Start of SOURCE RECORDS
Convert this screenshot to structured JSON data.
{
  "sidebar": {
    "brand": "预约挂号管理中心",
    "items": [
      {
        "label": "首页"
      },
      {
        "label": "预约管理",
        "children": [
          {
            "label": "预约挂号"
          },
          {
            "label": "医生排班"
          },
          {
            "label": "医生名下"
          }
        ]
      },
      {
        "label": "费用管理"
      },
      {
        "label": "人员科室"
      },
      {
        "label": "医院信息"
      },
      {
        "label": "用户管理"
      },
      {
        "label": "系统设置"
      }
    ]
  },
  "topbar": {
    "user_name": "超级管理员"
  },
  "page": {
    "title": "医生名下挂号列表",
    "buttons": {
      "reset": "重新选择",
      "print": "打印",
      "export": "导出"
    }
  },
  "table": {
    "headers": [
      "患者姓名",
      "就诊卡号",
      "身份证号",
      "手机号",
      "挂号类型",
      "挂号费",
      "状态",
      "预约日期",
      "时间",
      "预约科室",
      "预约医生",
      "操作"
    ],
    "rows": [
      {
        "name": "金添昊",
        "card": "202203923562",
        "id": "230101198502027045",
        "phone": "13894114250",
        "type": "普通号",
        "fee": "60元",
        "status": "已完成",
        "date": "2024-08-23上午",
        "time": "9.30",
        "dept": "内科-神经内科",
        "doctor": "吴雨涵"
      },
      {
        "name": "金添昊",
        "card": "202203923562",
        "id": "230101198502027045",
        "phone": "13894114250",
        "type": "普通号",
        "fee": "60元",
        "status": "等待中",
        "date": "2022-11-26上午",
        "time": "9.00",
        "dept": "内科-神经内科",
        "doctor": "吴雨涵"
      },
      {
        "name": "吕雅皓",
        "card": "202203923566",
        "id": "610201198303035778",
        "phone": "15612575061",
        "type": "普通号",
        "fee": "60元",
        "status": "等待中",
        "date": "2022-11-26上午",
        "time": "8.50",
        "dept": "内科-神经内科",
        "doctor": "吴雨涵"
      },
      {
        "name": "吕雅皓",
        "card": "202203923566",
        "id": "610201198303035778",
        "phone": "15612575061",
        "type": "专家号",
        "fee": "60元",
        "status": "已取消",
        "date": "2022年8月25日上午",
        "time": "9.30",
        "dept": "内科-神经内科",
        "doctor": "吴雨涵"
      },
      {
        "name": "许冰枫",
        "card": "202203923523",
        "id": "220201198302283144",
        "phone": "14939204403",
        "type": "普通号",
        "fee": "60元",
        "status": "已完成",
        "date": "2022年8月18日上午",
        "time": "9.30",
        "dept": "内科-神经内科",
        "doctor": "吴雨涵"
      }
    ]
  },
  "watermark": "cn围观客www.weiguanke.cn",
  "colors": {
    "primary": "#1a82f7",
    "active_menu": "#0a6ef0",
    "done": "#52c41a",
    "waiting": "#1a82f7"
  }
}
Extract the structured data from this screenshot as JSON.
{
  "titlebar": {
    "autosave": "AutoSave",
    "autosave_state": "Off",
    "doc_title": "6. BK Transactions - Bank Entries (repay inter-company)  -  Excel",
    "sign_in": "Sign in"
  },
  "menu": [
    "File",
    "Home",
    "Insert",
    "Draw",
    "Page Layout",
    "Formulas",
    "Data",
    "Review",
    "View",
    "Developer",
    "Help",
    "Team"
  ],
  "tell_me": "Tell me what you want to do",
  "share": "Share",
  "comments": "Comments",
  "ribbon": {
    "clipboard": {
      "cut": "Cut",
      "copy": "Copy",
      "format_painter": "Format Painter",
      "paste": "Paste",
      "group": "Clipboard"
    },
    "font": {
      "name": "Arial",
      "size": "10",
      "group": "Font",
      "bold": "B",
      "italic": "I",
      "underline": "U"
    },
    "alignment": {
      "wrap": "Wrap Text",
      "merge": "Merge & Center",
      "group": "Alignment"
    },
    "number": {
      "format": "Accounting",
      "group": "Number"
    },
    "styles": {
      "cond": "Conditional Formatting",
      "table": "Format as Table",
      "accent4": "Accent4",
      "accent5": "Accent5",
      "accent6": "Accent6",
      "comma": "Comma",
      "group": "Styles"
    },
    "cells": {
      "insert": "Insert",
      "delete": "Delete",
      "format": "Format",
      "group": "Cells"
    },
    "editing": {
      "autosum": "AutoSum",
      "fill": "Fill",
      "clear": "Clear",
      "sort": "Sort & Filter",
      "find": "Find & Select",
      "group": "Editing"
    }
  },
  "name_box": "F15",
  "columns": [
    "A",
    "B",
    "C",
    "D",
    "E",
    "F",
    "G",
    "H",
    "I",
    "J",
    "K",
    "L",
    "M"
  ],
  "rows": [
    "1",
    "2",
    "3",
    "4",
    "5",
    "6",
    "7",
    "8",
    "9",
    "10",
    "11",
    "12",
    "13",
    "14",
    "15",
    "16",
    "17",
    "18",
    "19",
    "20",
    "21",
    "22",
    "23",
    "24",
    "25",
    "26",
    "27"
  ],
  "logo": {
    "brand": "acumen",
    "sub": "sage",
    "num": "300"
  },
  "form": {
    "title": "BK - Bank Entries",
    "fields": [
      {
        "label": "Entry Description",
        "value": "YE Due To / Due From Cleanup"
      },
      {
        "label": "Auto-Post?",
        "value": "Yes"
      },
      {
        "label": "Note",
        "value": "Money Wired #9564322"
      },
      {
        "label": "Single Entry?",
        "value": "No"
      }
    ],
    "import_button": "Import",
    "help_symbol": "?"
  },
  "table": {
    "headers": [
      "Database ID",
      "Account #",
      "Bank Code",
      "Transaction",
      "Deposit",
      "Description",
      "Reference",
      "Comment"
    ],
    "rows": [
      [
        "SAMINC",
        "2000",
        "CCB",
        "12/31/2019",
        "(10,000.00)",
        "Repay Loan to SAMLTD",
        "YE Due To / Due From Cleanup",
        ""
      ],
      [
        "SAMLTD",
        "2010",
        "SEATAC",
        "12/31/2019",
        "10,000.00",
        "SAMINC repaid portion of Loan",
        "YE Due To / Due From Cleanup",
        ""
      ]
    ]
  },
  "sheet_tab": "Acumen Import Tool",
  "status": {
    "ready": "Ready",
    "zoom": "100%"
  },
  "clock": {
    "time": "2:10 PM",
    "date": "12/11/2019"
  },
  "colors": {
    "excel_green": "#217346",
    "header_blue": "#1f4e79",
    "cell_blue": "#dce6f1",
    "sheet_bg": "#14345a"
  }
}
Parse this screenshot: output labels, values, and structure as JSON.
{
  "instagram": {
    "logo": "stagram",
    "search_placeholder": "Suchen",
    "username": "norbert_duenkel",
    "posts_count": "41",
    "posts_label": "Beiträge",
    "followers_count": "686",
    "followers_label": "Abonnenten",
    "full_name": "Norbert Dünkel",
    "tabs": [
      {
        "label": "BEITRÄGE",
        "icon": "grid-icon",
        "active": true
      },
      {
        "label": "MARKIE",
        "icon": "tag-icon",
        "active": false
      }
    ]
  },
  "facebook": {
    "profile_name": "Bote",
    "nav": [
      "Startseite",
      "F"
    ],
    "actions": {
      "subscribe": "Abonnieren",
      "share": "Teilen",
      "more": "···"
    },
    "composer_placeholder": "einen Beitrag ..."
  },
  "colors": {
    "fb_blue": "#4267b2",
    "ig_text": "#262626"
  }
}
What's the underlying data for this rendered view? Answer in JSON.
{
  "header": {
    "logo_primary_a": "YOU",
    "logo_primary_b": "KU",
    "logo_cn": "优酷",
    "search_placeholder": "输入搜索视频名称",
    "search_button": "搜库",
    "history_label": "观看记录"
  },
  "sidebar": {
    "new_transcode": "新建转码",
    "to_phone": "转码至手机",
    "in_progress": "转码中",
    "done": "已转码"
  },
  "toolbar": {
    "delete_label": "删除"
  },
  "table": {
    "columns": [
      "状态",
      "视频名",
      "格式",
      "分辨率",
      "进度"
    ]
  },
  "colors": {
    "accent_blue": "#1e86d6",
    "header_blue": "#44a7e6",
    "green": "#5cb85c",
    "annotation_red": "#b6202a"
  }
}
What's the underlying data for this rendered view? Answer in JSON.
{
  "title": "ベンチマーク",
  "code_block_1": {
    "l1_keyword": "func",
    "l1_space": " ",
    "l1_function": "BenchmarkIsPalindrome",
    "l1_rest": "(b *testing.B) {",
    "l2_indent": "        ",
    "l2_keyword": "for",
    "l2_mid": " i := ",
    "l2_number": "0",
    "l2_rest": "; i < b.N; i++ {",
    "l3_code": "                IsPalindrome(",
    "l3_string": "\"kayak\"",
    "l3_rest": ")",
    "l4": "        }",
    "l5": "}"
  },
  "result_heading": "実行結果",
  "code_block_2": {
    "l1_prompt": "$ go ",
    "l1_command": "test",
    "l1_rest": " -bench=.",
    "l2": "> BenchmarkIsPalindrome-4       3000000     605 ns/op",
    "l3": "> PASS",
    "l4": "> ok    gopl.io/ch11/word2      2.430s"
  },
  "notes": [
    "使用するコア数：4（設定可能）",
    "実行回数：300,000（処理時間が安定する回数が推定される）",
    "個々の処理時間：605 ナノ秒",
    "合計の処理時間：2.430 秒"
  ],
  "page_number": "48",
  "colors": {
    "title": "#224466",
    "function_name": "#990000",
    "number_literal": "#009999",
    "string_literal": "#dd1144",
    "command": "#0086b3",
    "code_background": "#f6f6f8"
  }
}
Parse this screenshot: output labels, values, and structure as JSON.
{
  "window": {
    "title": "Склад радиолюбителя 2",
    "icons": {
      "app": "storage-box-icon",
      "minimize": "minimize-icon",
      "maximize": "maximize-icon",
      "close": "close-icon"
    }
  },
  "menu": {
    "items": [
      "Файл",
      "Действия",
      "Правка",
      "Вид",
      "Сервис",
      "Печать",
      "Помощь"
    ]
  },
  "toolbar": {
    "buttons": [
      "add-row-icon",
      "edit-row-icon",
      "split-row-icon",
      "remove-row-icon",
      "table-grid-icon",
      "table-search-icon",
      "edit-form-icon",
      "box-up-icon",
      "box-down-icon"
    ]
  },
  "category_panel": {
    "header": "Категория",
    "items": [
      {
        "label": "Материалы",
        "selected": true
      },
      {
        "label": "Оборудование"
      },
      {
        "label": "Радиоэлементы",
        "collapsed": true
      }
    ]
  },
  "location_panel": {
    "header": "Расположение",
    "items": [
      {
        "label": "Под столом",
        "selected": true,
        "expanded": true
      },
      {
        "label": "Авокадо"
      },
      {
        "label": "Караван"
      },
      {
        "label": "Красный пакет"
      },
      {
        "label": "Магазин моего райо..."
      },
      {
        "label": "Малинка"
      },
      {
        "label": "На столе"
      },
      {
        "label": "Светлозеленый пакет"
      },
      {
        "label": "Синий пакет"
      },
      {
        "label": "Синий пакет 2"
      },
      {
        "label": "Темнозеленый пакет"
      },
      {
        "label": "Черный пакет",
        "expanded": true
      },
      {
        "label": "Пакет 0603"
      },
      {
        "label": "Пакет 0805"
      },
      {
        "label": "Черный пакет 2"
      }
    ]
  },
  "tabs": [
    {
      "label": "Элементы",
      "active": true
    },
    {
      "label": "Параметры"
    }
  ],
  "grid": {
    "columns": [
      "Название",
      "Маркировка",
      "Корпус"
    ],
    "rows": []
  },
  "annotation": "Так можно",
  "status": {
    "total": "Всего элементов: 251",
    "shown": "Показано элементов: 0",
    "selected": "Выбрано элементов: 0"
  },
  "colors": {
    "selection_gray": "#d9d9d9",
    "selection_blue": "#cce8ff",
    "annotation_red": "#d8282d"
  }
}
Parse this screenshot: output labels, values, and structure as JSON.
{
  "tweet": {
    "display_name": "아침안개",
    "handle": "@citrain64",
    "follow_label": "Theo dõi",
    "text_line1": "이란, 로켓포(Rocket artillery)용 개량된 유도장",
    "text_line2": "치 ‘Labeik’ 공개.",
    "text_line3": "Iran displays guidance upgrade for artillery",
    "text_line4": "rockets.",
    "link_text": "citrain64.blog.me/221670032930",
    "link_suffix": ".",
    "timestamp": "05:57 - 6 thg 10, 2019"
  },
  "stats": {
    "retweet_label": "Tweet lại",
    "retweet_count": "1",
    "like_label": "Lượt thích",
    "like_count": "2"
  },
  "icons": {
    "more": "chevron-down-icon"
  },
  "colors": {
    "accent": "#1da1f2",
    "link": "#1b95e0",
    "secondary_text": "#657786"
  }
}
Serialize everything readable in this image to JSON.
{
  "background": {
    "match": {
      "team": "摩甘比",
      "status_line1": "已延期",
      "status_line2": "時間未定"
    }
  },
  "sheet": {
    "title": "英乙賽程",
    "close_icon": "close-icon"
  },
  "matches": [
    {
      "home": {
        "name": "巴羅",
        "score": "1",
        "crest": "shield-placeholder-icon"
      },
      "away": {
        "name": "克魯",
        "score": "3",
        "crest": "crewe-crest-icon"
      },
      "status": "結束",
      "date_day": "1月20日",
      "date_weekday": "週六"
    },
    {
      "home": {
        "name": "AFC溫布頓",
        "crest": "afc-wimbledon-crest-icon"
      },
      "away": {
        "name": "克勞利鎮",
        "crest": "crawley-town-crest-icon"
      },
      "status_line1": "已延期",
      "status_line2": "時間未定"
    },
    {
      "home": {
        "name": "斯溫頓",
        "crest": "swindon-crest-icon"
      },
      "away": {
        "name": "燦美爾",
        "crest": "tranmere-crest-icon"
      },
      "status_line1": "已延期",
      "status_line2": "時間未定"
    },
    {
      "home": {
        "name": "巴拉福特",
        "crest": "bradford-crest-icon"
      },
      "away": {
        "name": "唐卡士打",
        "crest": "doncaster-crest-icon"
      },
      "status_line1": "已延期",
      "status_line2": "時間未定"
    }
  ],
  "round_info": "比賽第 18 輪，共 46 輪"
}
End of SOURCE RECORDS
*AIM*:
Every line that holds the word "Bank" should be extracted.

*TASK RESPONSE*:
    "doc_title": "6. BK Transactions - Bank Entries (repay inter-company)  -  Excel",
    "title": "BK - Bank Entries",
      "Bank Code",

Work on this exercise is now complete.